How to print all lines except the line before a pattern in file using awk

Question

How can we do this with awk?

Input file

Line 1
Line 2
####PATTERN####### (Line 3)
Line 4
Line 5
Line 6
####PATTERN####### (line 7)
Line 8
####PATTERN####### (Line 9)

etc..

output file

Line 1
Line 3
Line 4 
Line 5
Line 7
Line 9

Answer 1

sed '$!N;s/.*####PATTERN####### \(.*\)/\1/;P;D' text

Output

Line 1
(Line 3)
Line 4
Line 5
(line 7)
(Line 9)

The N command grabs the next line from the input into the pattern space so that we can perform a pattern matching against two lines. If we discover ####PATTERN###### in the middle, we only keep the second part so that the previous line is deleted. The P command prints the resulted pattern.

Answer 2

Code for sed :

sed -nr '/####PATTERN#######/!{x;1!p;x};$p;h' file

---

$ sed -nr '/####PATTERN#######/!{x;1!p;x};$p;h' file
Line 1
####PATTERN####### (Line 3)
------------------------------
• [Work to complete]:
Write out, word for word, the stretch of the pattern-skipping thread from "sed '$!N;s/.*####PATTERN####### \(.*\)/\1/;P;D'" through "the resulted pattern.". Answer using only the pattern-skipping thread.

• [Material provided]:
------------------------------
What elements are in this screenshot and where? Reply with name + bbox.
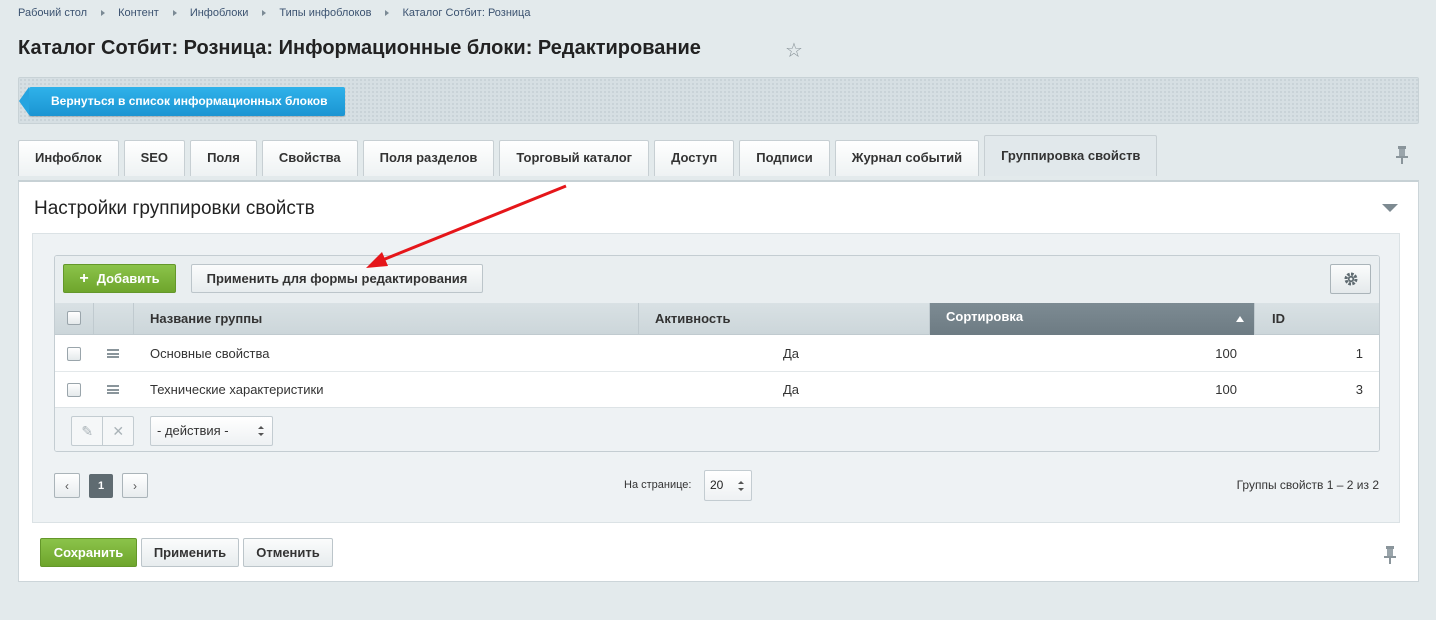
row-action-buttons: ✎ ✕ [71, 416, 134, 446]
tab-access[interactable]: Доступ [654, 140, 735, 176]
row-checkbox[interactable] [67, 383, 81, 397]
back-to-list-button[interactable]: Вернуться в список информационных блоков [19, 87, 345, 116]
tab-iblock[interactable]: Инфоблок [18, 140, 119, 176]
page-number-current[interactable]: 1 [89, 474, 113, 498]
chevron-left-icon: ‹ [65, 478, 69, 493]
column-header-sort-label: Сортировка [946, 309, 1024, 324]
breadcrumb-desktop[interactable]: Рабочий стол [18, 7, 87, 19]
tab-event-log[interactable]: Журнал событий [834, 140, 980, 176]
select-all-checkbox[interactable] [67, 311, 81, 325]
pin-icon[interactable] [1395, 145, 1409, 165]
breadcrumb-separator-icon [172, 10, 177, 16]
tab-captions[interactable]: Подписи [739, 140, 830, 176]
breadcrumb-separator-icon [262, 10, 267, 16]
pin-icon[interactable] [1383, 545, 1397, 565]
chevron-right-icon: › [133, 478, 137, 493]
add-button-label: Добавить [96, 271, 160, 286]
prev-page-button[interactable]: ‹ [54, 473, 80, 498]
edit-icon[interactable]: ✎ [72, 417, 102, 445]
tab-bar: Инфоблок SEO Поля Свойства Поля разделов… [18, 135, 1162, 176]
cell-sort: 100 [1215, 346, 1237, 361]
header-drag-cell [94, 303, 134, 335]
per-page-select[interactable]: 20 [704, 470, 752, 501]
tab-section-fields[interactable]: Поля разделов [362, 140, 495, 176]
tab-trade-catalog[interactable]: Торговый каталог [499, 140, 650, 176]
cell-sort: 100 [1215, 382, 1237, 397]
grid-header: Название группы Активность Сортировка ID [55, 303, 1379, 335]
tab-properties[interactable]: Свойства [261, 140, 358, 176]
gear-icon [1344, 272, 1357, 286]
table-row[interactable]: Технические характеристики Да 100 3 [55, 372, 1379, 408]
per-page-label: На странице: [624, 479, 692, 491]
table-row[interactable]: Основные свойства Да 100 1 [55, 336, 1379, 372]
tab-property-grouping[interactable]: Группировка свойств [984, 135, 1158, 176]
actions-select[interactable]: - действия - [150, 416, 273, 446]
save-button[interactable]: Сохранить [40, 538, 137, 567]
cancel-button[interactable]: Отменить [243, 538, 333, 567]
grid-footer: ✎ ✕ - действия - [55, 407, 1379, 451]
property-groups-grid: + Добавить Применить для формы редактиро… [54, 255, 1380, 452]
breadcrumb-catalog[interactable]: Каталог Сотбит: Розница [402, 7, 530, 19]
column-header-sort[interactable]: Сортировка [930, 303, 1255, 335]
drag-handle-icon[interactable] [107, 349, 119, 358]
header-checkbox-cell [55, 303, 94, 335]
breadcrumb: Рабочий стол Контент Инфоблоки Типы инфо… [18, 7, 530, 19]
sort-ascending-icon [1236, 316, 1244, 322]
cell-id: 3 [1355, 382, 1363, 397]
breadcrumb-content[interactable]: Контент [118, 7, 159, 19]
cell-name: Основные свойства [150, 346, 270, 361]
add-button[interactable]: + Добавить [63, 264, 176, 293]
grid-settings-button[interactable] [1330, 264, 1371, 294]
breadcrumb-separator-icon [101, 10, 106, 16]
annotation-arrow-icon [366, 184, 567, 268]
settings-panel: Настройки группировки свойств + Добавить… [18, 180, 1419, 582]
cell-active: Да [783, 346, 800, 361]
cell-active: Да [783, 382, 800, 397]
select-arrows-icon [738, 481, 744, 491]
context-toolbar: Вернуться в список информационных блоков [18, 77, 1419, 124]
select-arrows-icon [258, 426, 264, 436]
row-checkbox[interactable] [67, 347, 81, 361]
tab-seo[interactable]: SEO [123, 140, 186, 176]
cell-id: 1 [1355, 346, 1363, 361]
breadcrumb-iblock-types[interactable]: Типы инфоблоков [279, 7, 371, 19]
grid-container: + Добавить Применить для формы редактиро… [32, 233, 1400, 523]
tab-fields[interactable]: Поля [190, 140, 257, 176]
apply-button[interactable]: Применить [141, 538, 239, 567]
breadcrumb-iblocks[interactable]: Инфоблоки [190, 7, 249, 19]
total-count: Группы свойств 1 – 2 из 2 [1236, 478, 1379, 492]
grid-toolbar: + Добавить Применить для формы редактиро… [55, 256, 1379, 303]
actions-select-value: - действия - [157, 423, 229, 438]
breadcrumb-separator-icon [385, 10, 390, 16]
collapse-icon[interactable] [1382, 204, 1398, 212]
next-page-button[interactable]: › [122, 473, 148, 498]
column-header-name[interactable]: Название группы [134, 303, 639, 335]
cell-name: Технические характеристики [150, 382, 324, 397]
drag-handle-icon[interactable] [107, 385, 119, 394]
star-icon[interactable]: ☆ [785, 38, 803, 63]
plus-icon: + [79, 269, 89, 287]
panel-title: Настройки группировки свойств [34, 198, 315, 219]
column-header-id[interactable]: ID [1255, 303, 1379, 335]
per-page-value: 20 [710, 478, 724, 492]
page-title: Каталог Сотбит: Розница: Информационные … [18, 37, 701, 59]
delete-icon[interactable]: ✕ [102, 417, 133, 445]
column-header-active[interactable]: Активность [639, 303, 930, 335]
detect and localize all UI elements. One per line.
------------------------------
• [Solution to the problem]:
sed '$!N;s/.*####PATTERN####### \(.*\)/\1/;P;D' text

Output

Line 1
(Line 3)
Line 4
Line 5
(line 7)
(Line 9)

The N command grabs the next line from the input into the pattern space so that we can perform a pattern matching against two lines. If we discover ####PATTERN###### in the middle, we only keep the second part so that the previous line is deleted. The P command prints the resulted pattern.